• **Instruction**: Copy the lines holding the word "مالی", all of them.

• **Material provided**:
***
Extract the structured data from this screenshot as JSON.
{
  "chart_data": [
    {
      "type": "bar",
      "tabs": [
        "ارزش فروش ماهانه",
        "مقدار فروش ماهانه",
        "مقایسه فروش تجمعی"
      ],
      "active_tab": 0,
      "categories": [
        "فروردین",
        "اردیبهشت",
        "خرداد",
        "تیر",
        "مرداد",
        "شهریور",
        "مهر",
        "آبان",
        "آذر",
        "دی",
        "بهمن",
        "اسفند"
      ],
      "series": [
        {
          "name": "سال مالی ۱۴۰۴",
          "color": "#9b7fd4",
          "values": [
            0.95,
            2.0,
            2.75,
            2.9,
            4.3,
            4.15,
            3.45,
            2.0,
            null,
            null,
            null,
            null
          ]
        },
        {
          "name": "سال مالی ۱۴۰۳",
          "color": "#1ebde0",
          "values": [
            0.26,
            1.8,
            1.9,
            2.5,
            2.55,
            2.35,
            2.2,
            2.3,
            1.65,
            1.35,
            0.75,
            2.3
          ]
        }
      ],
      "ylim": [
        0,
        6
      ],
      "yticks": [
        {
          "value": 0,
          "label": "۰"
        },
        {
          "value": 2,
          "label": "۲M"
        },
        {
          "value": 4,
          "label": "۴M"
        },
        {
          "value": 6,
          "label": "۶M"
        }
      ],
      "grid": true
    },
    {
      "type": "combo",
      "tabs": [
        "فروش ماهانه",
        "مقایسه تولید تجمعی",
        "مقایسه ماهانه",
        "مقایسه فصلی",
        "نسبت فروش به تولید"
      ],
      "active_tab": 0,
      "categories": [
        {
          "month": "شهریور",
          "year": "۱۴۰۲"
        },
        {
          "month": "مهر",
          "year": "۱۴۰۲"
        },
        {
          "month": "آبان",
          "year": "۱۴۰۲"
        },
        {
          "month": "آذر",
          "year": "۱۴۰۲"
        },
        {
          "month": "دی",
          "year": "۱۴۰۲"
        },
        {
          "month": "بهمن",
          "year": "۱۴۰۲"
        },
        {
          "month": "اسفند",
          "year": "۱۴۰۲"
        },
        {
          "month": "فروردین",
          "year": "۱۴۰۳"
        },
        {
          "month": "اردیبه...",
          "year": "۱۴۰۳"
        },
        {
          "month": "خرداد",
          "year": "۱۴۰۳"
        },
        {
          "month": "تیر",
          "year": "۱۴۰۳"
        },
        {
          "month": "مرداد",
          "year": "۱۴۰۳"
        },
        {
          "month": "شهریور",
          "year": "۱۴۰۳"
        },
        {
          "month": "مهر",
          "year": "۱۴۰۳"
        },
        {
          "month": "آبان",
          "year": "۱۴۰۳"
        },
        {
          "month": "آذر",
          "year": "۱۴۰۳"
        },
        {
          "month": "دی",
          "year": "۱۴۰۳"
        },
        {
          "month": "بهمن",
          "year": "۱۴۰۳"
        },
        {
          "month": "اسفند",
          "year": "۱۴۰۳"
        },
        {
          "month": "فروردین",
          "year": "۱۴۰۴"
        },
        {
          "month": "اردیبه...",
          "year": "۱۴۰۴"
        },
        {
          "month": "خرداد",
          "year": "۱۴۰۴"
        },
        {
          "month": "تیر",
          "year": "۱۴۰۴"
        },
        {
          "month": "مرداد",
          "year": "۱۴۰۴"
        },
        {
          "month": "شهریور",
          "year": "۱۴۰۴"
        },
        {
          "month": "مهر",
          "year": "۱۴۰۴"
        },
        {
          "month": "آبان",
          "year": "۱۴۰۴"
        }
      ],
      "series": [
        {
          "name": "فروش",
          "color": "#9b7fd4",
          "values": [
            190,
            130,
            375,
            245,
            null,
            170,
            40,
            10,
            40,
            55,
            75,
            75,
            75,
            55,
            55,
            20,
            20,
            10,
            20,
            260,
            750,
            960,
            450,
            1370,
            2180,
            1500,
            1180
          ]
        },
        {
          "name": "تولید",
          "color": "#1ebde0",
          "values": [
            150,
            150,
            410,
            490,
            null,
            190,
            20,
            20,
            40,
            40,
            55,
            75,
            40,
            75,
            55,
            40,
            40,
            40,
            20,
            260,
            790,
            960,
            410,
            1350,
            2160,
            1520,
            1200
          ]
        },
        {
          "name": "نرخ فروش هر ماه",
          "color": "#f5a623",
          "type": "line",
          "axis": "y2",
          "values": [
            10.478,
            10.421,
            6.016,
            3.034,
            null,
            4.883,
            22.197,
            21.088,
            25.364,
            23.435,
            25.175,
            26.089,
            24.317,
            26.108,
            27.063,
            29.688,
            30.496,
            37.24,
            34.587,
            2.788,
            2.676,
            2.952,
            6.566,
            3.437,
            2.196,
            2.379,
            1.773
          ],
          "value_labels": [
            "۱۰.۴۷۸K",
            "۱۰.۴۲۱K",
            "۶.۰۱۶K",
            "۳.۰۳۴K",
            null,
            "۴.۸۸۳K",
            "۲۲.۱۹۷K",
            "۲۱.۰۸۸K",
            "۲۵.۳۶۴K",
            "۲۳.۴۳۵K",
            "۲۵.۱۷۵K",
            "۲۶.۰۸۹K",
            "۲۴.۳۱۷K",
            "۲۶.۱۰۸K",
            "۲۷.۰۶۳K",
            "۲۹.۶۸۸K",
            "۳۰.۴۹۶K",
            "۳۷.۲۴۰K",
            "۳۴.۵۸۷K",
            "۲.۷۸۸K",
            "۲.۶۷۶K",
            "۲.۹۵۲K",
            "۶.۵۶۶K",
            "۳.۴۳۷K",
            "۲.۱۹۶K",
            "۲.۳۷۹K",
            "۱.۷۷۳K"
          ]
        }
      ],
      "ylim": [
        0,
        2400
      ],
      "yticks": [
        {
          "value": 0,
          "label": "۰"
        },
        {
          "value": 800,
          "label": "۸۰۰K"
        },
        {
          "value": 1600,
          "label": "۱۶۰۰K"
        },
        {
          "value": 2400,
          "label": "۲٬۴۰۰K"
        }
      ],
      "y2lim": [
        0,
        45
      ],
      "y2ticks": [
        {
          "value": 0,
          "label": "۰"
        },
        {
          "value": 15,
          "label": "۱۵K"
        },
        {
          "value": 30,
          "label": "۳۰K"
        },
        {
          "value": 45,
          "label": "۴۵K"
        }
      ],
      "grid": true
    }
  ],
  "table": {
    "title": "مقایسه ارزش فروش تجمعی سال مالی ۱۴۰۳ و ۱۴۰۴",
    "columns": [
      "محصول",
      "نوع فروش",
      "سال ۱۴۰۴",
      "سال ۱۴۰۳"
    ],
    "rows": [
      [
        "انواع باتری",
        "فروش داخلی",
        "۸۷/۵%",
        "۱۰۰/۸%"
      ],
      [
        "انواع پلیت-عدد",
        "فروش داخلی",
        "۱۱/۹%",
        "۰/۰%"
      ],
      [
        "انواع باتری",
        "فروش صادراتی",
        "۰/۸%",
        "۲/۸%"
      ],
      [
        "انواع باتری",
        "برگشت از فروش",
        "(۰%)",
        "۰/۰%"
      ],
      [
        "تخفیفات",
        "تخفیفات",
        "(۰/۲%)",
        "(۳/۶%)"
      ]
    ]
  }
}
***
• **Solution for this task**:
          "name": "سال مالی ۱۴۰۴",
          "name": "سال مالی ۱۴۰۳",
    "title": "مقایسه ارزش فروش تجمعی سال مالی ۱۴۰۳ و ۱۴۰۴",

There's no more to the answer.